==== MATERIAL TO PROCESS ====

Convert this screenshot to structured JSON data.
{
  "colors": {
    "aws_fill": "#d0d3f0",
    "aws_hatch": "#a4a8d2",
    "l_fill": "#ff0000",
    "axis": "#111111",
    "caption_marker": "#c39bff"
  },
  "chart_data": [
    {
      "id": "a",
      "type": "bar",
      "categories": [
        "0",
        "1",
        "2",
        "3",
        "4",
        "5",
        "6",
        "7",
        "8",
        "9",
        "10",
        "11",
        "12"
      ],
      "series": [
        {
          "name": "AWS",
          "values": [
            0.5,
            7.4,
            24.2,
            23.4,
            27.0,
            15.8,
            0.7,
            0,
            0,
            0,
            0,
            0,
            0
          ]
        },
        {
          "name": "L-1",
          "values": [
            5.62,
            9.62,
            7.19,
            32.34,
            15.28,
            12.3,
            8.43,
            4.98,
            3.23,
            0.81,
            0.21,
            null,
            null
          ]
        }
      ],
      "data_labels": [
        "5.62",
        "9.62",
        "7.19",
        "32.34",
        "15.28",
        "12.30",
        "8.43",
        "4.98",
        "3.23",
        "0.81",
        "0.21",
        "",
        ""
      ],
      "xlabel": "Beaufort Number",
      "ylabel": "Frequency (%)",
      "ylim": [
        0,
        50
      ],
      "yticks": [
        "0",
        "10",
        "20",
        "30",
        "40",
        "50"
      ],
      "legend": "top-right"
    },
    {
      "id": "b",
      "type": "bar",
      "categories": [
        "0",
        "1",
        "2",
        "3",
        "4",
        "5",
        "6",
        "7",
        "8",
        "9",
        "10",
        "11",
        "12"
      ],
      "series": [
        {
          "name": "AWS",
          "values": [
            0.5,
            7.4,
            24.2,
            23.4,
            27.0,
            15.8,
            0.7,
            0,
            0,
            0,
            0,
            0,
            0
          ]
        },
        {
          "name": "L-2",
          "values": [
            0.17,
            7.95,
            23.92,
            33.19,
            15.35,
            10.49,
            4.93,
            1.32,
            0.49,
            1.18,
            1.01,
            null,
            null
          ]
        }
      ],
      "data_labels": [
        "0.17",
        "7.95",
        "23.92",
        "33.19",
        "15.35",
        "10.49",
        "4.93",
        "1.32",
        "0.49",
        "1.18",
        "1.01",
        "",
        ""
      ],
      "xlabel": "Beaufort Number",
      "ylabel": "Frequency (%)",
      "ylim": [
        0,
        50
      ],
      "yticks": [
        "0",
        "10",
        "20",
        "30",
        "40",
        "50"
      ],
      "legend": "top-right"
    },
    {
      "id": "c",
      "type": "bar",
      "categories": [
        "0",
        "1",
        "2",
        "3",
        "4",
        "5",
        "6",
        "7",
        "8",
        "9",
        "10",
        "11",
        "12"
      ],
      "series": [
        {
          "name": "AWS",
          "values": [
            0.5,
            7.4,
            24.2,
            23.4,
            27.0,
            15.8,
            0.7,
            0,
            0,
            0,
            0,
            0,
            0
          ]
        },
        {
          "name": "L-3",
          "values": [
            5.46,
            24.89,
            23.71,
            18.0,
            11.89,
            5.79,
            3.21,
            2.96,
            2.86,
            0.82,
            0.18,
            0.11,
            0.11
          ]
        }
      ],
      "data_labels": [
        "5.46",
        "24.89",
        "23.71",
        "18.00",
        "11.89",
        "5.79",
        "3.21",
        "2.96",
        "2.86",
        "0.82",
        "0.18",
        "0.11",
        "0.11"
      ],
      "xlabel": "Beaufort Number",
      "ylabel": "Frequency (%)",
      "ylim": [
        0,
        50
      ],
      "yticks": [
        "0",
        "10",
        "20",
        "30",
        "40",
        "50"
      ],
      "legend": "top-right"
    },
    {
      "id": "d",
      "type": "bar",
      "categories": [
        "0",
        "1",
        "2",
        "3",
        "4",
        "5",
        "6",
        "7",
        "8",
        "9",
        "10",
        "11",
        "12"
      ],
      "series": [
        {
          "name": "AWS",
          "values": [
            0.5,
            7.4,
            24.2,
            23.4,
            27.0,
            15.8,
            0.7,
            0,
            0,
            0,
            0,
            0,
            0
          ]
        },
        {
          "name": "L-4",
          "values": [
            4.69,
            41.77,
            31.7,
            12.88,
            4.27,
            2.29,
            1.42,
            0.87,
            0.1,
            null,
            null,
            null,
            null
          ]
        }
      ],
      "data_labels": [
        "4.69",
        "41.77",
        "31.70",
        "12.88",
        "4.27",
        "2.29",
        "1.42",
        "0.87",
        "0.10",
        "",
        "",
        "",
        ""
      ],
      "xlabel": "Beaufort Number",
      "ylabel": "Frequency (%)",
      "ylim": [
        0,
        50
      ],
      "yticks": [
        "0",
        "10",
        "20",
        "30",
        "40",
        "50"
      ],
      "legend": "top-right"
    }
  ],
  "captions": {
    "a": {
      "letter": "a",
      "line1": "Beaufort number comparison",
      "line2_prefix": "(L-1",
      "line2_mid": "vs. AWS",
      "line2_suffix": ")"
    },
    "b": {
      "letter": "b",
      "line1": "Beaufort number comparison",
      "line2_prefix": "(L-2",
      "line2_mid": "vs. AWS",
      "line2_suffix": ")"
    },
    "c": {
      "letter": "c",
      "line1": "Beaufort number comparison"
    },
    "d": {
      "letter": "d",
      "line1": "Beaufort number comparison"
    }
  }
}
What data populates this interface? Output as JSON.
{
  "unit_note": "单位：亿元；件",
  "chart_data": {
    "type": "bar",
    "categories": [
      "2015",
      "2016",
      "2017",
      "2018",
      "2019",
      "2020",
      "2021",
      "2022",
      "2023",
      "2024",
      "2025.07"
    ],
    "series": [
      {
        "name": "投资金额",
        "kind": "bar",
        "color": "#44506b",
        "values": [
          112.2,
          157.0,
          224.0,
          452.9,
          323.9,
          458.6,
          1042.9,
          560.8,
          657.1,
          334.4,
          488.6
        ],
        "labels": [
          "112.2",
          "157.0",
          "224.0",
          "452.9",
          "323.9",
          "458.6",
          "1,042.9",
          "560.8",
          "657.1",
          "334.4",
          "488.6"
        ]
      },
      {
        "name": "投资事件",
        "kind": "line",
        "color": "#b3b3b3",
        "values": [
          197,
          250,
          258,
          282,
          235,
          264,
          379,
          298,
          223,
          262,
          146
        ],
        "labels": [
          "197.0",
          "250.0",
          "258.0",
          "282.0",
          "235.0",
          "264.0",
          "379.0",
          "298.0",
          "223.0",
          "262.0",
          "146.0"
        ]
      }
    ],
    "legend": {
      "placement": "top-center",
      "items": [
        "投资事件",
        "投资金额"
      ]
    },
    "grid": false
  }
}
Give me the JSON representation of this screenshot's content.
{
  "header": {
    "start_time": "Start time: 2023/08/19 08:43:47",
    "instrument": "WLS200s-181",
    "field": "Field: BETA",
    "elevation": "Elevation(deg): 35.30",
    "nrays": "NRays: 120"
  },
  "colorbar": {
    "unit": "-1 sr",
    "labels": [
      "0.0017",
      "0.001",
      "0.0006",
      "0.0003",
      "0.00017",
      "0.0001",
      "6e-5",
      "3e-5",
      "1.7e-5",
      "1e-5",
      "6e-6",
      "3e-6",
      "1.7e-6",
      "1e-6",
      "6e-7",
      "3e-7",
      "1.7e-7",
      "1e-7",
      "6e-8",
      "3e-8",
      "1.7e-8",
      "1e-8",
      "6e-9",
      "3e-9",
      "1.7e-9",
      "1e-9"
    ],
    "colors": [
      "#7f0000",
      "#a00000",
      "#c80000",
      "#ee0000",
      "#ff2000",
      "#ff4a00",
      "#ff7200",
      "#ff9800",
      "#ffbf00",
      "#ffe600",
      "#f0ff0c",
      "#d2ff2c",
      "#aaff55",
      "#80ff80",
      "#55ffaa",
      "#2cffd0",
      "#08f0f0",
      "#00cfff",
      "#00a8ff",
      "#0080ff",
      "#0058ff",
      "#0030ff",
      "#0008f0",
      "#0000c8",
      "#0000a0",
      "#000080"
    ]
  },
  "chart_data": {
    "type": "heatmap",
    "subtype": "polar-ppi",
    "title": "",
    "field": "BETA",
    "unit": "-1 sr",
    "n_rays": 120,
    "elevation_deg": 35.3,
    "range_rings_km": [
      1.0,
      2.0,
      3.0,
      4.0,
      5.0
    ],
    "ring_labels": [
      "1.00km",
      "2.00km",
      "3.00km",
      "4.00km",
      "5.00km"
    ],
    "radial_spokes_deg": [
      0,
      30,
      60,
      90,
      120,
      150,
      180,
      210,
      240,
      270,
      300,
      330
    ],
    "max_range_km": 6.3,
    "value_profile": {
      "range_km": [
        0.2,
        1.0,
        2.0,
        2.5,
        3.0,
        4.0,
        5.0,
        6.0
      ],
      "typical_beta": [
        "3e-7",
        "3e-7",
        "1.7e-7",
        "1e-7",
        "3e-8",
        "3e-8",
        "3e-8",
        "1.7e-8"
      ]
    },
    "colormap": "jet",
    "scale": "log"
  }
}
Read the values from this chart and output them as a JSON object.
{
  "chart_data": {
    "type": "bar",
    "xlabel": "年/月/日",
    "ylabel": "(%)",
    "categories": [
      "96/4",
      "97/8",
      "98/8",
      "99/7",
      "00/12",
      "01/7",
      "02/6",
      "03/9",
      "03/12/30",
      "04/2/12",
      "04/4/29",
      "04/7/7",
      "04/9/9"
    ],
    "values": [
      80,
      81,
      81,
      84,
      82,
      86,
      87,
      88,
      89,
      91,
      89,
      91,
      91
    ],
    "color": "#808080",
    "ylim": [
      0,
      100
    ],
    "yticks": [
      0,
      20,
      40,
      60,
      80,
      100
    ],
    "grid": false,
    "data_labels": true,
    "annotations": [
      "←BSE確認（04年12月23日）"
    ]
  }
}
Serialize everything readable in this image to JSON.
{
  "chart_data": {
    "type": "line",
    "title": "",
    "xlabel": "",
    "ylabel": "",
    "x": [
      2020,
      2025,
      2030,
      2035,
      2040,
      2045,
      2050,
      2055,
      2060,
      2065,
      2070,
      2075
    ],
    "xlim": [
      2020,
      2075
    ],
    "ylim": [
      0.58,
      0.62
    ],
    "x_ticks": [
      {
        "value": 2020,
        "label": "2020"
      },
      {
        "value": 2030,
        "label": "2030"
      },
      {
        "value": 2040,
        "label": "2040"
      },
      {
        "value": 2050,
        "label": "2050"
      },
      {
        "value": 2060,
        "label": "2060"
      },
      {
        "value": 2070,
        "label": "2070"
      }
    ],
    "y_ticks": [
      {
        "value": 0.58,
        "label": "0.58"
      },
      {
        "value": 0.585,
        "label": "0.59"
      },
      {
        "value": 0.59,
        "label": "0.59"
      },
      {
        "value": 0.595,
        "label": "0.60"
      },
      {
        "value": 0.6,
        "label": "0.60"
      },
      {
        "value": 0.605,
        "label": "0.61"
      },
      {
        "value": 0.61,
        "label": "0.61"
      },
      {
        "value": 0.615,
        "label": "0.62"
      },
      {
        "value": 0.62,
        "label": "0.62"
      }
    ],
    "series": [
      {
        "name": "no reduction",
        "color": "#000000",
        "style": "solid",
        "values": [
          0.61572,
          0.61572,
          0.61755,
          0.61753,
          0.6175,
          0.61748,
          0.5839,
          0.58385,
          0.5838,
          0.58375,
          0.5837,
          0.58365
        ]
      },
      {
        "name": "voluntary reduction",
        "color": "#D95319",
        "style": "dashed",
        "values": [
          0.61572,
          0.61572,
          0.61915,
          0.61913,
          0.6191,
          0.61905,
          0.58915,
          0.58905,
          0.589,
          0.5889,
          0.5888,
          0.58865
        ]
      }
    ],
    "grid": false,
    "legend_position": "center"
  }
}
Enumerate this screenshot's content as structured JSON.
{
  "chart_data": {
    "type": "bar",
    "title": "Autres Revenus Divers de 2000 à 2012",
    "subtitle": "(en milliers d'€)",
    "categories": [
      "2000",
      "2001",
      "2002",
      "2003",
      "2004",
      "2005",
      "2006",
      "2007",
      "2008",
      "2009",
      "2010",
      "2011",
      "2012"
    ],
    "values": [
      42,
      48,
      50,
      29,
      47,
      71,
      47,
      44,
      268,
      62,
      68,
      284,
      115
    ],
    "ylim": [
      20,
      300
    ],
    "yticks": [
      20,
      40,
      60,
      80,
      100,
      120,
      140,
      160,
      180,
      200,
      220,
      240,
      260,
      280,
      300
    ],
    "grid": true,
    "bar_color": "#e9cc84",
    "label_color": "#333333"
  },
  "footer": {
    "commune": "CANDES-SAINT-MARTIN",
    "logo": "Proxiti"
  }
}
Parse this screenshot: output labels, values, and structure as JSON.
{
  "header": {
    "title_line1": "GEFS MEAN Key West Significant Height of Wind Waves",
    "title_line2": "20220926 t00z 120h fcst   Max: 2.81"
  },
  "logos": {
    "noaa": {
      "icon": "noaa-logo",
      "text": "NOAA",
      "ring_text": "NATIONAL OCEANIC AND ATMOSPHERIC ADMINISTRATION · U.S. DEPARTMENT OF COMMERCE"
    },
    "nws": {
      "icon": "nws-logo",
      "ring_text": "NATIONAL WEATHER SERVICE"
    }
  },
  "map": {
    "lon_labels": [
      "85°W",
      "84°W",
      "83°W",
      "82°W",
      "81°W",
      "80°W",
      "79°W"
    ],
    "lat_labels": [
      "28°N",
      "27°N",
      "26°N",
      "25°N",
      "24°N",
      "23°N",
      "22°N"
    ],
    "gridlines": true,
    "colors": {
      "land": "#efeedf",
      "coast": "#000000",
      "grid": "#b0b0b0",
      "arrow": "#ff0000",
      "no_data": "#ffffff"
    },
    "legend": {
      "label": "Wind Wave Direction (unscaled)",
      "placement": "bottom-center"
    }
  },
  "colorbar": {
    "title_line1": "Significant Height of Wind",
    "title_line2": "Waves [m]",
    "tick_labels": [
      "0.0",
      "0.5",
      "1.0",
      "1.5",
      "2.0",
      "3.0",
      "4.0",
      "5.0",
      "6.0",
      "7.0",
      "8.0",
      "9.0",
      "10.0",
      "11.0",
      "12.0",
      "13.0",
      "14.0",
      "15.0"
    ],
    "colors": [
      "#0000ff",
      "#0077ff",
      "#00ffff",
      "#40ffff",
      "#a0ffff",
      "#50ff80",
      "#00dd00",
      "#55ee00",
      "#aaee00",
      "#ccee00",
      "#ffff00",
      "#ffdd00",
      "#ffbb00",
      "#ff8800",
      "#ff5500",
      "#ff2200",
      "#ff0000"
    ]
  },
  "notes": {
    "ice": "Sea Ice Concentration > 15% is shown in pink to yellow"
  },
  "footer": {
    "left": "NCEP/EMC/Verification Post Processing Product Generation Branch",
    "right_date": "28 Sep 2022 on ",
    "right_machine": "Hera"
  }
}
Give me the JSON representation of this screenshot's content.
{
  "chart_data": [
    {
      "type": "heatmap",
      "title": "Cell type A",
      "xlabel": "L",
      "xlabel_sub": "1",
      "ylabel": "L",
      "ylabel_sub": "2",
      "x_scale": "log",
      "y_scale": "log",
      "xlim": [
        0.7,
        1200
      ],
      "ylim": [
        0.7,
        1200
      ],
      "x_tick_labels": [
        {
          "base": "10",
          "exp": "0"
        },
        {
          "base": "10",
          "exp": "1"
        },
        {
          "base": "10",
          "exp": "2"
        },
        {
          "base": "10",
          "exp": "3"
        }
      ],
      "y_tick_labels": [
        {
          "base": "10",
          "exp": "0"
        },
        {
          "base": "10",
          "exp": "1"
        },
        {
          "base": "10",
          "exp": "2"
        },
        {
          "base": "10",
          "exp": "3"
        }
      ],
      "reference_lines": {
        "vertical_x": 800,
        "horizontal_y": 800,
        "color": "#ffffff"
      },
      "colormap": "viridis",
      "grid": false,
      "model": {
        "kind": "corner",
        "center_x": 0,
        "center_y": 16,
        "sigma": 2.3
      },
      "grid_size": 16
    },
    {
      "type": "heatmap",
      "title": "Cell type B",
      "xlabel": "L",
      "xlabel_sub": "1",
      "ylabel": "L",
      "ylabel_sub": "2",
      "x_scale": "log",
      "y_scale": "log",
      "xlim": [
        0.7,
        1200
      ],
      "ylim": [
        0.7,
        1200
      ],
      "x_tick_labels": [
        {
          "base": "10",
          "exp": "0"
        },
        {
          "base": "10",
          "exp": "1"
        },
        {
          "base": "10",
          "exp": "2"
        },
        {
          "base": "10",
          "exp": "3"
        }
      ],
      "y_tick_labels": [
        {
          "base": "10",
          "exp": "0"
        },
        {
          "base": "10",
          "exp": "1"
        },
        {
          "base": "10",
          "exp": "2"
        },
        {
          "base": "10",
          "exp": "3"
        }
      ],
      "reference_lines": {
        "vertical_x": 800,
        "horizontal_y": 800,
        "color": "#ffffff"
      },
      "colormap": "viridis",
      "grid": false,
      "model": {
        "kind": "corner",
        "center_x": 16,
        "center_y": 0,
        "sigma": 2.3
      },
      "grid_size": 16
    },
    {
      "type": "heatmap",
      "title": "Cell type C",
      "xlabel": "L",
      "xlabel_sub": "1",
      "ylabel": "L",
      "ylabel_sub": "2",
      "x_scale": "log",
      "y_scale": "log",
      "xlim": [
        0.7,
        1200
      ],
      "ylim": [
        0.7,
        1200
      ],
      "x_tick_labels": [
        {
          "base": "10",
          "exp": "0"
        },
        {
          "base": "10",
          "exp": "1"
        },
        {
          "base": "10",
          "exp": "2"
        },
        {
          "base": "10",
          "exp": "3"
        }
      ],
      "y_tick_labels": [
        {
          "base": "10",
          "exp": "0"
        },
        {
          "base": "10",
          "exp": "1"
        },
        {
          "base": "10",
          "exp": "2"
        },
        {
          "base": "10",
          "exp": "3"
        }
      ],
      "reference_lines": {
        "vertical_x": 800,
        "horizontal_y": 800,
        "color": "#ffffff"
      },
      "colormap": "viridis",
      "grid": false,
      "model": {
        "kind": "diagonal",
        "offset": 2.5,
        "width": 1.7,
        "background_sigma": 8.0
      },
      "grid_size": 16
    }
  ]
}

====

AIM OF THE TASK — Gather all lines from the records above in which "structured" appears.

RESPONSE TO THIS TASK —
Convert this screenshot to structured JSON data.
Enumerate this screenshot's content as structured JSON.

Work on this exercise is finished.